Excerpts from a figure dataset
start

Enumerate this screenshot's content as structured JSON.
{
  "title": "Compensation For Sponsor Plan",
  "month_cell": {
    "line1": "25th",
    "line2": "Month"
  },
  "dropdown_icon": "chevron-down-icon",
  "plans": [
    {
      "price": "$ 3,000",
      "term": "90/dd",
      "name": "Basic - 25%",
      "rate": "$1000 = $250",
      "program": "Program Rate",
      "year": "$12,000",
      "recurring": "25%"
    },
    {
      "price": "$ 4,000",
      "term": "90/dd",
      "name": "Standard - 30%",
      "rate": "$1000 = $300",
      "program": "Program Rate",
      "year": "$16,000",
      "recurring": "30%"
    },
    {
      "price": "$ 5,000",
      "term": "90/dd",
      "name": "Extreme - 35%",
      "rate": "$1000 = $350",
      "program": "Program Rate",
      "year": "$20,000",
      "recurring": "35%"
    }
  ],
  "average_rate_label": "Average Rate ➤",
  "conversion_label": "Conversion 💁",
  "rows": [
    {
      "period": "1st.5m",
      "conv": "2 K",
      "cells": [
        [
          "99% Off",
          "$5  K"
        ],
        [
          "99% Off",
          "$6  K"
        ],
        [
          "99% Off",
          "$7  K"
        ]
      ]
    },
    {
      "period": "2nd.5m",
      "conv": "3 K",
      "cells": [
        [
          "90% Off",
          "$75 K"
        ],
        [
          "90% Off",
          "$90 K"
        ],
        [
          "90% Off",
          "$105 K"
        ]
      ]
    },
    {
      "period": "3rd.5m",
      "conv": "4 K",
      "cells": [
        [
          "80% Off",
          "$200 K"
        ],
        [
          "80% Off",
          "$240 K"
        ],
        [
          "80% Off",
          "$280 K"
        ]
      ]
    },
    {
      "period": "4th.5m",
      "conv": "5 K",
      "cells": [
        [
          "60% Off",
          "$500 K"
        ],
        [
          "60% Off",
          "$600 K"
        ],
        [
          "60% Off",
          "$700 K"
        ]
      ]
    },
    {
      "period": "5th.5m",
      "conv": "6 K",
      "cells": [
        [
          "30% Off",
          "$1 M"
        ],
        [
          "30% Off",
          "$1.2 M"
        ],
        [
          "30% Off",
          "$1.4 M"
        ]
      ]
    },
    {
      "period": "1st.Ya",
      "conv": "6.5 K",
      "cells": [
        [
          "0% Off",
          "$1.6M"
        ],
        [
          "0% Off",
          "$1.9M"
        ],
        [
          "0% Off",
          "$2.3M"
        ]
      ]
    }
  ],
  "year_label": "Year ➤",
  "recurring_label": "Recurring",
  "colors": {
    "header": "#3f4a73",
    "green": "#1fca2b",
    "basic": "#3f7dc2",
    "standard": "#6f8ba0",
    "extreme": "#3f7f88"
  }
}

end

[Required task] Generate an exact reproduction of all entries.

[Written reply]
Enumerate this screenshot's content as structured JSON.
{
  "title": "Compensation For Sponsor Plan",
  "month_cell": {
    "line1": "25th",
    "line2": "Month"
  },
  "dropdown_icon": "chevron-down-icon",
  "plans": [
    {
      "price": "$ 3,000",
      "term": "90/dd",
      "name": "Basic - 25%",
      "rate": "$1000 = $250",
      "program": "Program Rate",
      "year": "$12,000",
      "recurring": "25%"
    },
    {
      "price": "$ 4,000",
      "term": "90/dd",
      "name": "Standard - 30%",
      "rate": "$1000 = $300",
      "program": "Program Rate",
      "year": "$16,000",
      "recurring": "30%"
    },
    {
      "price": "$ 5,000",
      "term": "90/dd",
      "name": "Extreme - 35%",
      "rate": "$1000 = $350",
      "program": "Program Rate",
      "year": "$20,000",
      "recurring": "35%"
    }
  ],
  "average_rate_label": "Average Rate ➤",
  "conversion_label": "Conversion 💁",
  "rows": [
    {
      "period": "1st.5m",
      "conv": "2 K",
      "cells": [
        [
          "99% Off",
          "$5  K"
        ],
        [
          "99% Off",
          "$6  K"
        ],
        [
          "99% Off",
          "$7  K"
        ]
      ]
    },
    {
      "period": "2nd.5m",
      "conv": "3 K",
      "cells": [
        [
          "90% Off",
          "$75 K"
        ],
        [
          "90% Off",
          "$90 K"
        ],
        [
          "90% Off",
          "$105 K"
        ]
      ]
    },
    {
      "period": "3rd.5m",
      "conv": "4 K",
      "cells": [
        [
          "80% Off",
          "$200 K"
        ],
        [
          "80% Off",
          "$240 K"
        ],
        [
          "80% Off",
          "$280 K"
        ]
      ]
    },
    {
      "period": "4th.5m",
      "conv": "5 K",
      "cells": [
        [
          "60% Off",
          "$500 K"
        ],
        [
          "60% Off",
          "$600 K"
        ],
        [
          "60% Off",
          "$700 K"
        ]
      ]
    },
    {
      "period": "5th.5m",
      "conv": "6 K",
      "cells": [
        [
          "30% Off",
          "$1 M"
        ],
        [
          "30% Off",
          "$1.2 M"
        ],
        [
          "30% Off",
          "$1.4 M"
        ]
      ]
    },
    {
      "period": "1st.Ya",
      "conv": "6.5 K",
      "cells": [
        [
          "0% Off",
          "$1.6M"
        ],
        [
          "0% Off",
          "$1.9M"
        ],
        [
          "0% Off",
          "$2.3M"
        ]
      ]
    }
  ],
  "year_label": "Year ➤",
  "recurring_label": "Recurring",
  "colors": {
    "header": "#3f4a73",
    "green": "#1fca2b",
    "basic": "#3f7dc2",
    "standard": "#6f8ba0",
    "extreme": "#3f7f88"
  }
}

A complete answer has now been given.